Stated task> Extract every line below that contains the word "JSON".

Records supplied>
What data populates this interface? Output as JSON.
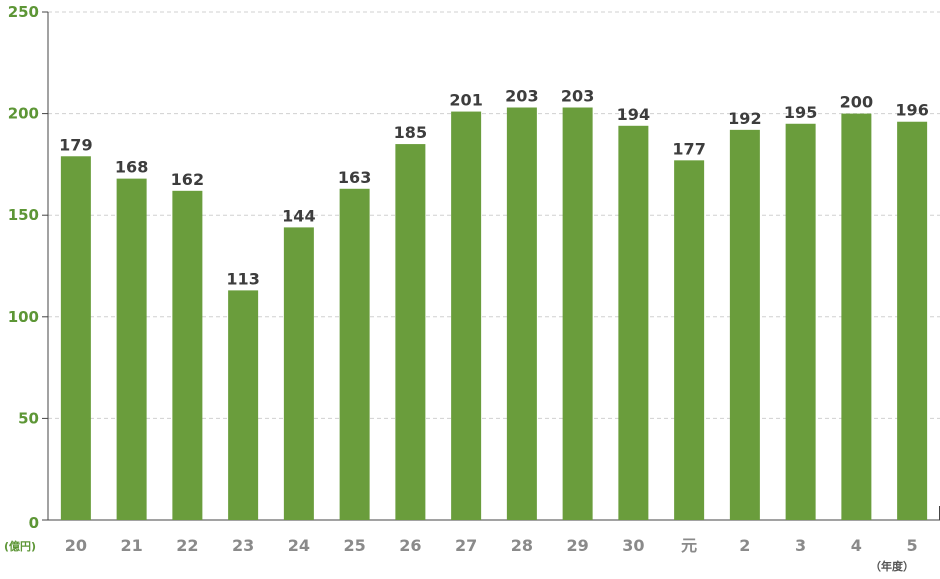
{
  "chart_data": {
    "type": "bar",
    "categories": [
      "20",
      "21",
      "22",
      "23",
      "24",
      "25",
      "26",
      "27",
      "28",
      "29",
      "30",
      "元",
      "2",
      "3",
      "4",
      "5"
    ],
    "values": [
      179,
      168,
      162,
      113,
      144,
      163,
      185,
      201,
      203,
      203,
      194,
      177,
      192,
      195,
      200,
      196
    ],
    "data_labels": [
      "179",
      "168",
      "162",
      "113",
      "144",
      "163",
      "185",
      "201",
      "203",
      "203",
      "194",
      "177",
      "192",
      "195",
      "200",
      "196"
    ],
    "ylim": [
      0,
      250
    ],
    "yticks": [
      "0",
      "50",
      "100",
      "150",
      "200",
      "250"
    ],
    "y_unit": "(億円)",
    "x_unit": "（年度）",
    "grid": true,
    "colors": {
      "bar": "#6a9d3c",
      "ytick": "#5d9636",
      "xtick": "#8a8a8a",
      "value_label": "#3d3d3d",
      "y_unit": "#5d9636",
      "x_unit": "#555555",
      "grid": "#d0d0d0",
      "axis": "#444444"
    }
  }
}
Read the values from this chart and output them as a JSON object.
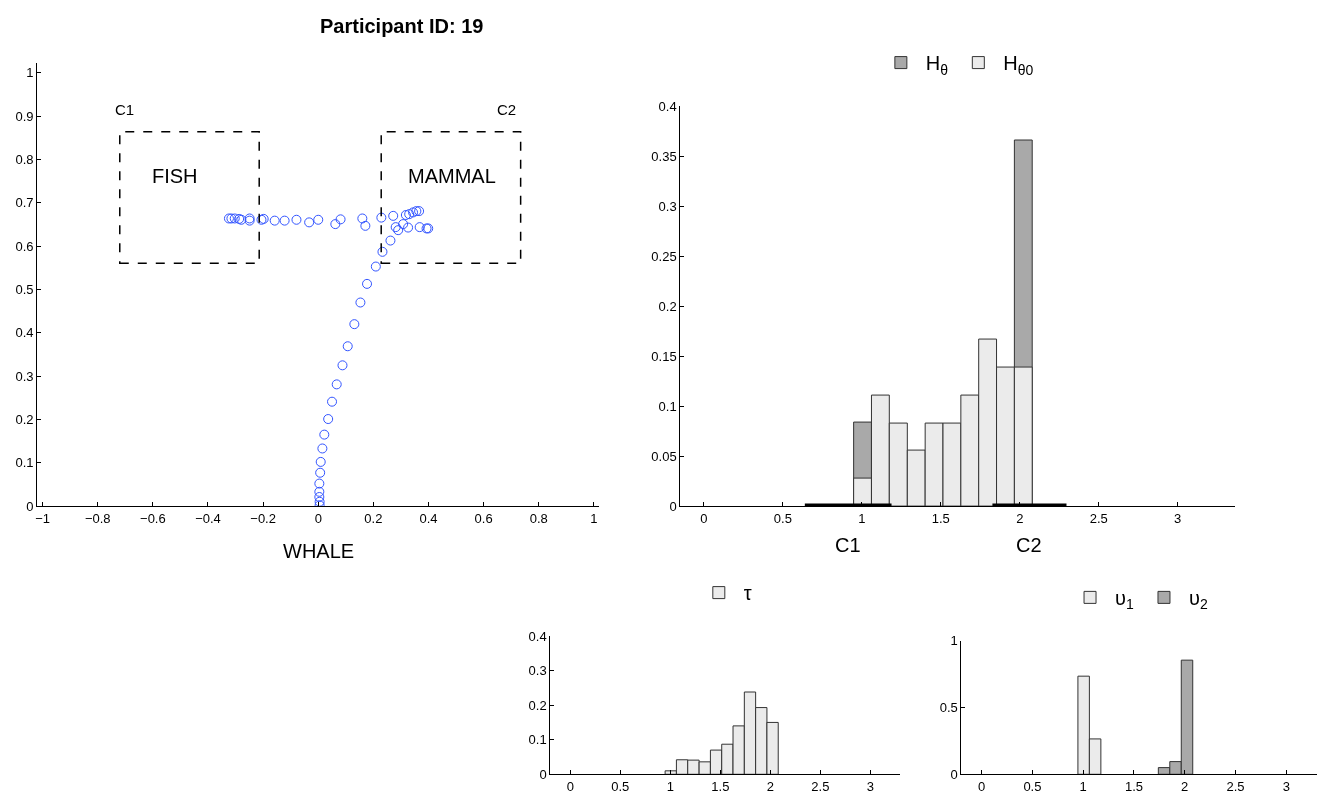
{
  "chart_data": [
    {
      "type": "scatter",
      "title": "Participant ID: 19",
      "xlabel": "WHALE",
      "marker": "circle",
      "legend": false,
      "xlim": [
        -1.02,
        1.02
      ],
      "xticks": [
        -1,
        -0.8,
        -0.6,
        -0.4,
        -0.2,
        0,
        0.2,
        0.4,
        0.6,
        0.8,
        1
      ],
      "ylim": [
        0,
        1.023
      ],
      "yticks": [
        0,
        0.1,
        0.2,
        0.3,
        0.4,
        0.5,
        0.6,
        0.7,
        0.8,
        0.9,
        1
      ],
      "series": [
        {
          "color": "#3355ff",
          "x": [
            0.005,
            0.005,
            0.004,
            0.004,
            0.004,
            0.007,
            0.009,
            0.015,
            0.022,
            0.036,
            0.05,
            0.067,
            0.088,
            0.107,
            0.131,
            0.153,
            0.177,
            0.209,
            0.233,
            0.262,
            -0.324,
            -0.315,
            -0.303,
            -0.287,
            -0.279,
            -0.249,
            -0.249,
            -0.206,
            -0.198,
            -0.158,
            -0.122,
            -0.079,
            -0.033,
            0.0,
            0.062,
            0.081,
            0.16,
            0.171,
            0.229,
            0.272,
            0.281,
            0.29,
            0.308,
            0.318,
            0.326,
            0.33,
            0.344,
            0.356,
            0.366,
            0.368,
            0.393,
            0.399
          ],
          "values": [
            0.002,
            0.01,
            0.021,
            0.033,
            0.052,
            0.077,
            0.102,
            0.133,
            0.165,
            0.201,
            0.241,
            0.281,
            0.325,
            0.369,
            0.42,
            0.47,
            0.513,
            0.553,
            0.587,
            0.613,
            0.664,
            0.664,
            0.664,
            0.663,
            0.661,
            0.664,
            0.659,
            0.661,
            0.663,
            0.659,
            0.659,
            0.661,
            0.655,
            0.661,
            0.651,
            0.662,
            0.664,
            0.647,
            0.666,
            0.67,
            0.644,
            0.637,
            0.651,
            0.672,
            0.643,
            0.674,
            0.678,
            0.681,
            0.681,
            0.644,
            0.641,
            0.641
          ]
        }
      ],
      "annotations": [
        "C1",
        "FISH",
        "C2",
        "MAMMAL"
      ]
    },
    {
      "type": "histogram",
      "legend": "top",
      "bins": [
        0.948,
        1.061,
        1.174,
        1.288,
        1.401,
        1.514,
        1.627,
        1.74,
        1.853,
        1.966,
        2.079
      ],
      "xlim": [
        -0.15,
        3.36
      ],
      "xticks": [
        0,
        0.5,
        1,
        1.5,
        2,
        2.5,
        3
      ],
      "ylim": [
        0,
        0.4
      ],
      "yticks": [
        0,
        0.05,
        0.1,
        0.15,
        0.2,
        0.25,
        0.3,
        0.35,
        0.4
      ],
      "series": [
        {
          "name": "H$_{θ}$",
          "color": "#a9a9a9",
          "values": [
            0.084,
            null,
            null,
            null,
            null,
            null,
            null,
            null,
            null,
            0.366
          ]
        },
        {
          "name": "H$_{θ0}$",
          "color": "#ebebeb",
          "values": [
            0.028,
            0.111,
            0.083,
            0.056,
            0.083,
            0.083,
            0.111,
            0.167,
            0.139,
            0.139
          ]
        },
        {
          "type": "line",
          "color": "#000000",
          "marker": "none",
          "x": [
            0.639,
            1.188
          ],
          "values": [
            0,
            0
          ]
        },
        {
          "type": "line",
          "color": "#000000",
          "marker": "none",
          "x": [
            1.827,
            2.296
          ],
          "values": [
            0,
            0
          ]
        }
      ],
      "annotations": [
        {
          "text": "C1",
          "x": 0.914,
          "y": 0
        },
        {
          "text": "C2",
          "x": 2.06,
          "y": 0
        }
      ]
    },
    {
      "type": "histogram",
      "legend": "top",
      "bins": [
        0.948,
        1.061,
        1.174,
        1.288,
        1.401,
        1.514,
        1.627,
        1.74,
        1.853,
        1.966,
        2.079
      ],
      "xlim": [
        -0.2,
        3.3
      ],
      "xticks": [
        0,
        0.5,
        1,
        1.5,
        2,
        2.5,
        3
      ],
      "ylim": [
        0,
        0.4
      ],
      "yticks": [
        0,
        0.1,
        0.2,
        0.3,
        0.4
      ],
      "series": [
        {
          "name": "τ",
          "color": "#ebebeb",
          "values": [
            0.01,
            0.042,
            0.041,
            0.036,
            0.07,
            0.087,
            0.14,
            0.238,
            0.193,
            0.15
          ]
        }
      ]
    },
    {
      "type": "histogram",
      "legend": "top",
      "bins": [
        0.948,
        1.061,
        1.174,
        1.288,
        1.401,
        1.514,
        1.627,
        1.74,
        1.853,
        1.966,
        2.079
      ],
      "xlim": [
        -0.2,
        3.3
      ],
      "xticks": [
        0,
        0.5,
        1,
        1.5,
        2,
        2.5,
        3
      ],
      "ylim": [
        0,
        1.0
      ],
      "yticks": [
        0,
        0.5,
        1
      ],
      "series": [
        {
          "name": "υ$_{1}$",
          "color": "#ebebeb",
          "values": [
            0.735,
            0.265,
            null,
            null,
            null,
            null,
            null,
            null,
            null,
            null
          ]
        },
        {
          "name": "υ$_{2}$",
          "color": "#a9a9a9",
          "values": [
            null,
            null,
            null,
            null,
            null,
            null,
            null,
            0.05,
            0.095,
            0.855
          ]
        }
      ]
    }
  ]
}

Task solution>
What data populates this interface? Output as JSON.
Read the values from this chart and output them as a JSON object.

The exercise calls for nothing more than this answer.